» **What to do**
Return all lines from the listing below in which the string "never" occurs.
○ ○ ○
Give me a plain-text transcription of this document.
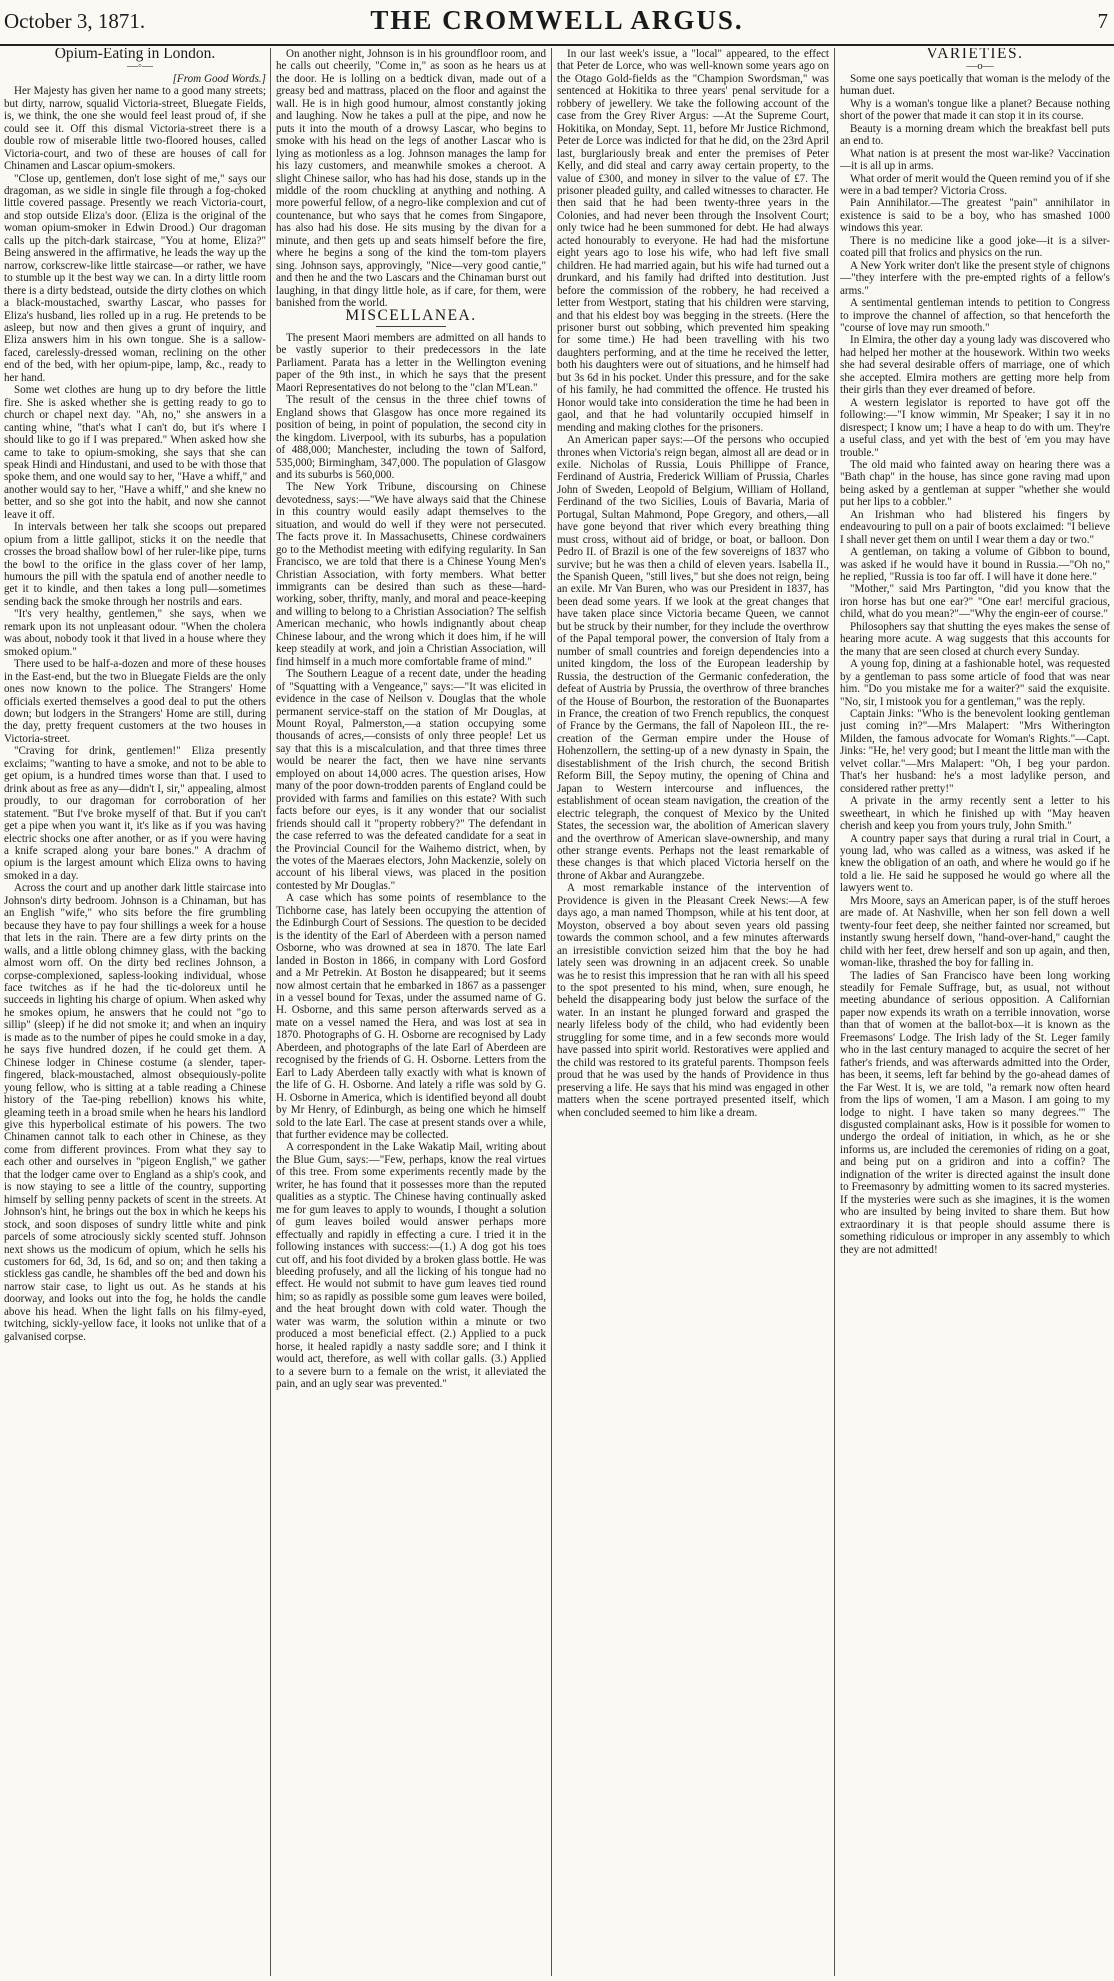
October 3, 1871.	THE CROMWELL ARGUS.	7

Opium-Eating in London.

—◦—

[From Good Words.]

Her Majesty has given her name to a good many streets; but dirty, narrow, squalid Victoria-street, Bluegate Fields, is, we think, the one she would feel least proud of, if she could see it. Off this dismal Victoria-street there is a double row of miserable little two-floored houses, called Victoria-court, and two of these are houses of call for Chinamen and Lascar opium-smokers.

"Close up, gentlemen, don't lose sight of me," says our dragoman, as we sidle in single file through a fog-choked little covered passage. Presently we reach Victoria-court, and stop outside Eliza's door. (Eliza is the original of the woman opium-smoker in Edwin Drood.) Our dragoman calls up the pitch-dark staircase, "You at home, Eliza?" Being answered in the affirmative, he leads the way up the narrow, corkscrew-like little staircase—or rather, we have to stumble up it the best way we can. In a dirty little room there is a dirty bedstead, outside the dirty clothes on which a black-moustached, swarthy Lascar, who passes for Eliza's husband, lies rolled up in a rug. He pretends to be asleep, but now and then gives a grunt of inquiry, and Eliza answers him in his own tongue. She is a sallow-faced, carelessly-dressed woman, reclining on the other end of the bed, with her opium-pipe, lamp, &c., ready to her hand.

Some wet clothes are hung up to dry before the little fire. She is asked whether she is getting ready to go to church or chapel next day. "Ah, no," she answers in a canting whine, "that's what I can't do, but it's where I should like to go if I was prepared." When asked how she came to take to opium-smoking, she says that she can speak Hindi and Hindustani, and used to be with those that spoke them, and one would say to her, "Have a whiff," and another would say to her, "Have a whiff," and she knew no better, and so she got into the habit, and now she cannot leave it off.

In intervals between her talk she scoops out prepared opium from a little gallipot, sticks it on the needle that crosses the broad shallow bowl of her ruler-like pipe, turns the bowl to the orifice in the glass cover of her lamp, humours the pill with the spatula end of another needle to get it to kindle, and then takes a long pull—sometimes sending back the smoke through her nostrils and ears.

"It's very healthy, gentlemen," she says, when we remark upon its not unpleasant odour. "When the cholera was about, nobody took it that lived in a house where they smoked opium."

There used to be half-a-dozen and more of these houses in the East-end, but the two in Bluegate Fields are the only ones now known to the police. The Strangers' Home officials exerted themselves a good deal to put the others down; but lodgers in the Strangers' Home are still, during the day, pretty frequent customers at the two houses in Victoria-street.

"Craving for drink, gentlemen!" Eliza presently exclaims; "wanting to have a smoke, and not to be able to get opium, is a hundred times worse than that. I used to drink about as free as any—didn't I, sir," appealing, almost proudly, to our dragoman for corroboration of her statement. "But I've broke myself of that. But if you can't get a pipe when you want it, it's like as if you was having electric shocks one after another, or as if you were having a knife scraped along your bare bones." A drachm of opium is the largest amount which Eliza owns to having smoked in a day.

Across the court and up another dark little staircase into Johnson's dirty bedroom. Johnson is a Chinaman, but has an English "wife," who sits before the fire grumbling because they have to pay four shillings a week for a house that lets in the rain. There are a few dirty prints on the walls, and a little oblong chimney glass, with the backing almost worn off. On the dirty bed reclines Johnson, a corpse-complexioned, sapless-looking individual, whose face twitches as if he had the tic-doloreux until he succeeds in lighting his charge of opium. When asked why he smokes opium, he answers that he could not "go to sillip" (sleep) if he did not smoke it; and when an inquiry is made as to the number of pipes he could smoke in a day, he says five hundred dozen, if he could get them. A Chinese lodger in Chinese costume (a slender, taper-fingered, black-moustached, almost obsequiously-polite young fellow, who is sitting at a table reading a Chinese history of the Tae-ping rebellion) knows his white, gleaming teeth in a broad smile when he hears his landlord give this hyperbolical estimate of his powers. The two Chinamen cannot talk to each other in Chinese, as they come from different provinces. From what they say to each other and ourselves in "pigeon English," we gather that the lodger came over to England as a ship's cook, and is now staying to see a little of the country, supporting himself by selling penny packets of scent in the streets. At Johnson's hint, he brings out the box in which he keeps his stock, and soon disposes of sundry little white and pink parcels of some atrociously sickly scented stuff. Johnson next shows us the modicum of opium, which he sells his customers for 6d, 3d, 1s 6d, and so on; and then taking a stickless gas candle, he shambles off the bed and down his narrow stair case, to light us out. As he stands at his doorway, and looks out into the fog, he holds the candle above his head. When the light falls on his filmy-eyed, twitching, sickly-yellow face, it looks not unlike that of a galvanised corpse.

On another night, Johnson is in his groundfloor room, and he calls out cheerily, "Come in," as soon as he hears us at the door. He is lolling on a bedtick divan, made out of a greasy bed and mattrass, placed on the floor and against the wall. He is in high good humour, almost constantly joking and laughing. Now he takes a pull at the pipe, and now he puts it into the mouth of a drowsy Lascar, who begins to smoke with his head on the legs of another Lascar who is lying as motionless as a log. Johnson manages the lamp for his lazy customers, and meanwhile smokes a cheroot. A slight Chinese sailor, who has had his dose, stands up in the middle of the room chuckling at anything and nothing. A more powerful fellow, of a negro-like complexion and cut of countenance, but who says that he comes from Singapore, has also had his dose. He sits musing by the divan for a minute, and then gets up and seats himself before the fire, where he begins a song of the kind the tom-tom players sing. Johnson says, approvingly, "Nice—very good cantie," and then he and the two Lascars and the Chinaman burst out laughing, in that dingy little hole, as if care, for them, were banished from the world.

MISCELLANEA.

The present Maori members are admitted on all hands to be vastly superior to their predecessors in the late Parliament. Parata has a letter in the Wellington evening paper of the 9th inst., in which he says that the present Maori Representatives do not belong to the "clan M'Lean."

The result of the census in the three chief towns of England shows that Glasgow has once more regained its position of being, in point of population, the second city in the kingdom. Liverpool, with its suburbs, has a population of 488,000; Manchester, including the town of Salford, 535,000; Birmingham, 347,000. The population of Glasgow and its suburbs is 560,000.

The New York Tribune, discoursing on Chinese devotedness, says:—"We have always said that the Chinese in this country would easily adapt themselves to the situation, and would do well if they were not persecuted. The facts prove it. In Massachusetts, Chinese cordwainers go to the Methodist meeting with edifying regularity. In San Francisco, we are told that there is a Chinese Young Men's Christian Association, with forty members. What better immigrants can be desired than such as these—hard-working, sober, thrifty, manly, and moral and peace-keeping and willing to belong to a Christian Association? The selfish American mechanic, who howls indignantly about cheap Chinese labour, and the wrong which it does him, if he will keep steadily at work, and join a Christian Association, will find himself in a much more comfortable frame of mind."

The Southern League of a recent date, under the heading of "Squatting with a Vengeance," says:—"It was elicited in evidence in the case of Neilson v. Douglas that the whole permanent service-staff on the station of Mr Douglas, at Mount Royal, Palmerston,—a station occupying some thousands of acres,—consists of only three people! Let us say that this is a miscalculation, and that three times three would be nearer the fact, then we have nine servants employed on about 14,000 acres. The question arises, How many of the poor down-trodden parents of England could be provided with farms and families on this estate? With such facts before our eyes, is it any wonder that our socialist friends should call it "property robbery?" The defendant in the case referred to was the defeated candidate for a seat in the Provincial Council for the Waihemo district, when, by the votes of the Maeraes electors, John Mackenzie, solely on account of his liberal views, was placed in the position contested by Mr Douglas."

A case which has some points of resemblance to the Tichborne case, has lately been occupying the attention of the Edinburgh Court of Sessions. The question to be decided is the identity of the Earl of Aberdeen with a person named Osborne, who was drowned at sea in 1870. The late Earl landed in Boston in 1866, in company with Lord Gosford and a Mr Petrekin. At Boston he disappeared; but it seems now almost certain that he embarked in 1867 as a passenger in a vessel bound for Texas, under the assumed name of G. H. Osborne, and this same person afterwards served as a mate on a vessel named the Hera, and was lost at sea in 1870. Photographs of G. H. Osborne are recognised by Lady Aberdeen, and photographs of the late Earl of Aberdeen are recognised by the friends of G. H. Osborne. Letters from the Earl to Lady Aberdeen tally exactly with what is known of the life of G. H. Osborne. And lately a rifle was sold by G. H. Osborne in America, which is identified beyond all doubt by Mr Henry, of Edinburgh, as being one which he himself sold to the late Earl. The case at present stands over a while, that further evidence may be collected.

A correspondent in the Lake Wakatip Mail, writing about the Blue Gum, says:—"Few, perhaps, know the real virtues of this tree. From some experiments recently made by the writer, he has found that it possesses more than the reputed qualities as a styptic. The Chinese having continually asked me for gum leaves to apply to wounds, I thought a solution of gum leaves boiled would answer perhaps more effectually and rapidly in effecting a cure. I tried it in the following instances with success:—(1.) A dog got his toes cut off, and his foot divided by a broken glass bottle. He was bleeding profusely, and all the licking of his tongue had no effect. He would not submit to have gum leaves tied round him; so as rapidly as possible some gum leaves were boiled, and the heat brought down with cold water. Though the water was warm, the solution within a minute or two produced a most beneficial effect. (2.) Applied to a puck horse, it healed rapidly a nasty saddle sore; and I think it would act, therefore, as well with collar galls. (3.) Applied to a severe burn to a female on the wrist, it alleviated the pain, and an ugly sear was prevented."

In our last week's issue, a "local" appeared, to the effect that Peter de Lorce, who was well-known some years ago on the Otago Gold-fields as the "Champion Swordsman," was sentenced at Hokitika to three years' penal servitude for a robbery of jewellery. We take the following account of the case from the Grey River Argus: —At the Supreme Court, Hokitika, on Monday, Sept. 11, before Mr Justice Richmond, Peter de Lorce was indicted for that he did, on the 23rd April last, burglariously break and enter the premises of Peter Kelly, and did steal and carry away certain property, to the value of £300, and money in silver to the value of £7. The prisoner pleaded guilty, and called witnesses to character. He then said that he had been twenty-three years in the Colonies, and had never been through the Insolvent Court; only twice had he been summoned for debt. He had always acted honourably to everyone. He had had the misfortune eight years ago to lose his wife, who had left five small children. He had married again, but his wife had turned out a drunkard, and his family had drifted into destitution. Just before the commission of the robbery, he had received a letter from Westport, stating that his children were starving, and that his eldest boy was begging in the streets. (Here the prisoner burst out sobbing, which prevented him speaking for some time.) He had been travelling with his two daughters performing, and at the time he received the letter, both his daughters were out of situations, and he himself had but 3s 6d in his pocket. Under this pressure, and for the sake of his family, he had committed the offence. He trusted his Honor would take into consideration the time he had been in gaol, and that he had voluntarily occupied himself in mending and making clothes for the prisoners.

An American paper says:—Of the persons who occupied thrones when Victoria's reign began, almost all are dead or in exile. Nicholas of Russia, Louis Phillippe of France, Ferdinand of Austria, Frederick William of Prussia, Charles John of Sweden, Leopold of Belgium, William of Holland, Ferdinand of the two Sicilies, Louis of Bavaria, Maria of Portugal, Sultan Mahmond, Pope Gregory, and others,—all have gone beyond that river which every breathing thing must cross, without aid of bridge, or boat, or balloon. Don Pedro II. of Brazil is one of the few sovereigns of 1837 who survive; but he was then a child of eleven years. Isabella II., the Spanish Queen, "still lives," but she does not reign, being an exile. Mr Van Buren, who was our President in 1837, has been dead some years. If we look at the great changes that have taken place since Victoria became Queen, we cannot but be struck by their number, for they include the overthrow of the Papal temporal power, the conversion of Italy from a number of small countries and foreign dependencies into a united kingdom, the loss of the European leadership by Russia, the destruction of the Germanic confederation, the defeat of Austria by Prussia, the overthrow of three branches of the House of Bourbon, the restoration of the Buonapartes in France, the creation of two French republics, the conquest of France by the Germans, the fall of Napoleon III., the re-creation of the German empire under the House of Hohenzollern, the setting-up of a new dynasty in Spain, the disestablishment of the Irish church, the second British Reform Bill, the Sepoy mutiny, the opening of China and Japan to Western intercourse and influences, the establishment of ocean steam navigation, the creation of the electric telegraph, the conquest of Mexico by the United States, the secession war, the abolition of American slavery and the overthrow of American slave-ownership, and many other strange events. Perhaps not the least remarkable of these changes is that which placed Victoria herself on the throne of Akbar and Aurangzebe.

A most remarkable instance of the intervention of Providence is given in the Pleasant Creek News:—A few days ago, a man named Thompson, while at his tent door, at Moyston, observed a boy about seven years old passing towards the common school, and a few minutes afterwards an irresistible conviction seized him that the boy he had lately seen was drowning in an adjacent creek. So unable was he to resist this impression that he ran with all his speed to the spot presented to his mind, when, sure enough, he beheld the disappearing body just below the surface of the water. In an instant he plunged forward and grasped the nearly lifeless body of the child, who had evidently been struggling for some time, and in a few seconds more would have passed into spirit world. Restoratives were applied and the child was restored to its grateful parents. Thompson feels proud that he was used by the hands of Providence in thus preserving a life. He says that his mind was engaged in other matters when the scene portrayed presented itself, which when concluded seemed to him like a dream.

VARIETIES.

—o—

Some one says poetically that woman is the melody of the human duet.

Why is a woman's tongue like a planet? Because nothing short of the power that made it can stop it in its course.

Beauty is a morning dream which the breakfast bell puts an end to.

What nation is at present the most war-like? Vaccination—it is all up in arms.

What order of merit would the Queen remind you of if she were in a bad temper? Victoria Cross.

Pain Annihilator.—The greatest "pain" annihilator in existence is said to be a boy, who has smashed 1000 windows this year.

There is no medicine like a good joke—it is a silver-coated pill that frolics and physics on the run.

A New York writer don't like the present style of chignons—"they interfere with the pre-empted rights of a fellow's arms."

A sentimental gentleman intends to petition to Congress to improve the channel of affection, so that henceforth the "course of love may run smooth."

In Elmira, the other day a young lady was discovered who had helped her mother at the housework. Within two weeks she had several desirable offers of marriage, one of which she accepted. Elmira mothers are getting more help from their girls than they ever dreamed of before.

A western legislator is reported to have got off the following:—"I know wimmin, Mr Speaker; I say it in no disrespect; I know um; I have a heap to do with um. They're a useful class, and yet with the best of 'em you may have trouble."

The old maid who fainted away on hearing there was a "Bath chap" in the house, has since gone raving mad upon being asked by a gentleman at supper "whether she would put her lips to a cobbler."

An Irishman who had blistered his fingers by endeavouring to pull on a pair of boots exclaimed: "I believe I shall never get them on until I wear them a day or two."

A gentleman, on taking a volume of Gibbon to bound, was asked if he would have it bound in Russia.—"Oh no," he replied, "Russia is too far off. I will have it done here."

"Mother," said Mrs Partington, "did you know that the iron horse has but one ear?" "One ear! merciful gracious, child, what do you mean?"—"Why the engin-eer of course."

Philosophers say that shutting the eyes makes the sense of hearing more acute. A wag suggests that this accounts for the many that are seen closed at church every Sunday.

A young fop, dining at a fashionable hotel, was requested by a gentleman to pass some article of food that was near him. "Do you mistake me for a waiter?" said the exquisite. "No, sir, I mistook you for a gentleman," was the reply.

Captain Jinks: "Who is the benevolent looking gentleman just coming in?"—Mrs Malapert: "Mrs Witherington Milden, the famous advocate for Woman's Rights."—Capt. Jinks: "He, he! very good; but I meant the little man with the velvet collar."—Mrs Malapert: "Oh, I beg your pardon. That's her husband: he's a most ladylike person, and considered rather pretty!"

A private in the army recently sent a letter to his sweetheart, in which he finished up with "May heaven cherish and keep you from yours truly, John Smith."

A country paper says that during a rural trial in Court, a young lad, who was called as a witness, was asked if he knew the obligation of an oath, and where he would go if he told a lie. He said he supposed he would go where all the lawyers went to.

Mrs Moore, says an American paper, is of the stuff heroes are made of. At Nashville, when her son fell down a well twenty-four feet deep, she neither fainted nor screamed, but instantly swung herself down, "hand-over-hand," caught the child with her feet, drew herself and son up again, and then, woman-like, thrashed the boy for falling in.

The ladies of San Francisco have been long working steadily for Female Suffrage, but, as usual, not without meeting abundance of serious opposition. A Californian paper now expends its wrath on a terrible innovation, worse than that of women at the ballot-box—it is known as the Freemasons' Lodge. The Irish lady of the St. Leger family who in the last century managed to acquire the secret of her father's friends, and was afterwards admitted into the Order, has been, it seems, left far behind by the go-ahead dames of the Far West. It is, we are told, "a remark now often heard from the lips of women, 'I am a Mason. I am going to my lodge to night. I have taken so many degrees.'" The disgusted complainant asks, How is it possible for women to undergo the ordeal of initiation, in which, as he or she informs us, are included the ceremonies of riding on a goat, and being put on a gridiron and into a coffin? The indignation of the writer is directed against the insult done to Freemasonry by admitting women to its sacred mysteries. If the mysteries were such as she imagines, it is the women who are insulted by being invited to share them. But how extraordinary it is that people should assume there is something ridiculous or improper in any assembly to which they are not admitted!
○ ○ ○
» **Final result**
In our last week's issue, a "local" appeared, to the effect that Peter de Lorce, who was well-known some years ago on the Otago Gold-fields as the "Champion Swordsman," was sentenced at Hokitika to three years' penal servitude for a robbery of jewellery. We take the following account of the case from the Grey River Argus: —At the Supreme Court, Hokitika, on Monday, Sept. 11, before Mr Justice Richmond, Peter de Lorce was indicted for that he did, on the 23rd April last, burglariously break and enter the premises of Peter Kelly, and did steal and carry away certain property, to the value of £300, and money in silver to the value of £7. The prisoner pleaded guilty, and called witnesses to character. He then said that he had been twenty-three years in the Colonies, and had never been through the Insolvent Court; only twice had he been summoned for debt. He had always acted honourably to everyone. He had had the misfortune eight years ago to lose his wife, who had left five small children. He had married again, but his wife had turned out a drunkard, and his family had drifted into destitution. Just before the commission of the robbery, he had received a letter from Westport, stating that his children were starving, and that his eldest boy was begging in the streets. (Here the prisoner burst out sobbing, which prevented him speaking for some time.) He had been travelling with his two daughters performing, and at the time he received the letter, both his daughters were out of situations, and he himself had but 3s 6d in his pocket. Under this pressure, and for the sake of his family, he had committed the offence. He trusted his Honor would take into consideration the time he had been in gaol, and that he had voluntarily occupied himself in mending and making clothes for the prisoners.
An Irishman who had blistered his fingers by endeavouring to pull on a pair of boots exclaimed: "I believe I shall never get them on until I wear them a day or two."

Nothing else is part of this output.